Exercise
Copy out every line exactly as given.
**** The records
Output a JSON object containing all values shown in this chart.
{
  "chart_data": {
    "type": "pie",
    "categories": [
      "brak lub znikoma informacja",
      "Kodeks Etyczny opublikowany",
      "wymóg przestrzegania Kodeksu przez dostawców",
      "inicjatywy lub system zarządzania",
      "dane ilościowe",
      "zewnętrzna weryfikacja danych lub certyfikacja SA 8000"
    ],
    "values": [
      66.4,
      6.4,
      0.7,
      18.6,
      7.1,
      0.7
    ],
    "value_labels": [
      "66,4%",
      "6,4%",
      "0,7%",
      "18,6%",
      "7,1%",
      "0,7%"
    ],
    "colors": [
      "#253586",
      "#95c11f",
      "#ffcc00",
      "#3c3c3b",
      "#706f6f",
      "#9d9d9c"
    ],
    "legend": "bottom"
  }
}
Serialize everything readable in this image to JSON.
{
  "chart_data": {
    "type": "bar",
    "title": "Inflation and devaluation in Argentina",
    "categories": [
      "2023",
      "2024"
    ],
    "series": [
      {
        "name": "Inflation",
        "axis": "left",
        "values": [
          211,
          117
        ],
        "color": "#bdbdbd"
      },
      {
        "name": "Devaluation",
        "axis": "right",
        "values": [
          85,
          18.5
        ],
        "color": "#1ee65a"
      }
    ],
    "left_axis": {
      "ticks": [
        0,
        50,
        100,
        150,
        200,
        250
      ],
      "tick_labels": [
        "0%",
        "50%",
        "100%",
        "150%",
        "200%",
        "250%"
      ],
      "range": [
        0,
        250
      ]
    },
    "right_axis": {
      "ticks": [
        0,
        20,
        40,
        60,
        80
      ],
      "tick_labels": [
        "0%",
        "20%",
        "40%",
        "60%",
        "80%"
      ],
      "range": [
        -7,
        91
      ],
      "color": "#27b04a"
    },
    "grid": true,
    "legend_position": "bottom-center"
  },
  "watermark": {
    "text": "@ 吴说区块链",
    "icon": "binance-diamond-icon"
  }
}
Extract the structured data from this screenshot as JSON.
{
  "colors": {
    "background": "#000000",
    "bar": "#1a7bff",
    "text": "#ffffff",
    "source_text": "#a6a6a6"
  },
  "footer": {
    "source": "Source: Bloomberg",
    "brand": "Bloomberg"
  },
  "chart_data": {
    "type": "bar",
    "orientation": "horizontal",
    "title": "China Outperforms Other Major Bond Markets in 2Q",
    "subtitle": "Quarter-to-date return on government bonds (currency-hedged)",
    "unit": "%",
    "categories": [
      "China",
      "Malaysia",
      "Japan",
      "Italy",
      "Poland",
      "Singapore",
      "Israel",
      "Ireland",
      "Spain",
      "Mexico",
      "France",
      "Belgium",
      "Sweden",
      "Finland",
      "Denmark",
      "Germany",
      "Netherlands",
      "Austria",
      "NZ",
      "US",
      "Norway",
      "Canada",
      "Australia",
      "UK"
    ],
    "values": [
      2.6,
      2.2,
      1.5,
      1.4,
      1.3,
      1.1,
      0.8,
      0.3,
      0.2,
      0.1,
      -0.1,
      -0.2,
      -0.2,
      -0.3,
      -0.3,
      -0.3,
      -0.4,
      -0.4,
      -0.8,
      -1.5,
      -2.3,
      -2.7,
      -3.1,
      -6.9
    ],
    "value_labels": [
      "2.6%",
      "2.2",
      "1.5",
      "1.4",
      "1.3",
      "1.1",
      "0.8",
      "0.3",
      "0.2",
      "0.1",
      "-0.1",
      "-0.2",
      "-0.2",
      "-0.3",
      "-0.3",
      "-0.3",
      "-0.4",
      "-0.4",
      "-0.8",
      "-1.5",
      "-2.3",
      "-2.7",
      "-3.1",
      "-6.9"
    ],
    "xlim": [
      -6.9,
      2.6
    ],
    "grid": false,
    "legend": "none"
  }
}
********
Task result
Output a JSON object containing all values shown in this chart.
{
  "chart_data": {
    "type": "pie",
    "categories": [
      "brak lub znikoma informacja",
      "Kodeks Etyczny opublikowany",
      "wymóg przestrzegania Kodeksu przez dostawców",
      "inicjatywy lub system zarządzania",
      "dane ilościowe",
      "zewnętrzna weryfikacja danych lub certyfikacja SA 8000"
    ],
    "values": [
      66.4,
      6.4,
      0.7,
      18.6,
      7.1,
      0.7
    ],
    "value_labels": [
      "66,4%",
      "6,4%",
      "0,7%",
      "18,6%",
      "7,1%",
      "0,7%"
    ],
    "colors": [
      "#253586",
      "#95c11f",
      "#ffcc00",
      "#3c3c3b",
      "#706f6f",
      "#9d9d9c"
    ],
    "legend": "bottom"
  }
}
Serialize everything readable in this image to JSON.
{
  "chart_data": {
    "type": "bar",
    "title": "Inflation and devaluation in Argentina",
    "categories": [
      "2023",
      "2024"
    ],
    "series": [
      {
        "name": "Inflation",
        "axis": "left",
        "values": [
          211,
          117
        ],
        "color": "#bdbdbd"
      },
      {
        "name": "Devaluation",
        "axis": "right",
        "values": [
          85,
          18.5
        ],
        "color": "#1ee65a"
      }
    ],
    "left_axis": {
      "ticks": [
        0,
        50,
        100,
        150,
        200,
        250
      ],
      "tick_labels": [
        "0%",
        "50%",
        "100%",
        "150%",
        "200%",
        "250%"
      ],
      "range": [
        0,
        250
      ]
    },
    "right_axis": {
      "ticks": [
        0,
        20,
        40,
        60,
        80
      ],
      "tick_labels": [
        "0%",
        "20%",
        "40%",
        "60%",
        "80%"
      ],
      "range": [
        -7,
        91
      ],
      "color": "#27b04a"
    },
    "grid": true,
    "legend_position": "bottom-center"
  },
  "watermark": {
    "text": "@ 吴说区块链",
    "icon": "binance-diamond-icon"
  }
}
Extract the structured data from this screenshot as JSON.
{
  "colors": {
    "background": "#000000",
    "bar": "#1a7bff",
    "text": "#ffffff",
    "source_text": "#a6a6a6"
  },
  "footer": {
    "source": "Source: Bloomberg",
    "brand": "Bloomberg"
  },
  "chart_data": {
    "type": "bar",
    "orientation": "horizontal",
    "title": "China Outperforms Other Major Bond Markets in 2Q",
    "subtitle": "Quarter-to-date return on government bonds (currency-hedged)",
    "unit": "%",
    "categories": [
      "China",
      "Malaysia",
      "Japan",
      "Italy",
      "Poland",
      "Singapore",
      "Israel",
      "Ireland",
      "Spain",
      "Mexico",
      "France",
      "Belgium",
      "Sweden",
      "Finland",
      "Denmark",
      "Germany",
      "Netherlands",
      "Austria",
      "NZ",
      "US",
      "Norway",
      "Canada",
      "Australia",
      "UK"
    ],
    "values": [
      2.6,
      2.2,
      1.5,
      1.4,
      1.3,
      1.1,
      0.8,
      0.3,
      0.2,
      0.1,
      -0.1,
      -0.2,
      -0.2,
      -0.3,
      -0.3,
      -0.3,
      -0.4,
      -0.4,
      -0.8,
      -1.5,
      -2.3,
      -2.7,
      -3.1,
      -6.9
    ],
    "value_labels": [
      "2.6%",
      "2.2",
      "1.5",
      "1.4",
      "1.3",
      "1.1",
      "0.8",
      "0.3",
      "0.2",
      "0.1",
      "-0.1",
      "-0.2",
      "-0.2",
      "-0.3",
      "-0.3",
      "-0.3",
      "-0.4",
      "-0.4",
      "-0.8",
      "-1.5",
      "-2.3",
      "-2.7",
      "-3.1",
      "-6.9"
    ],
    "xlim": [
      -6.9,
      2.6
    ],
    "grid": false,
    "legend": "none"
  }
}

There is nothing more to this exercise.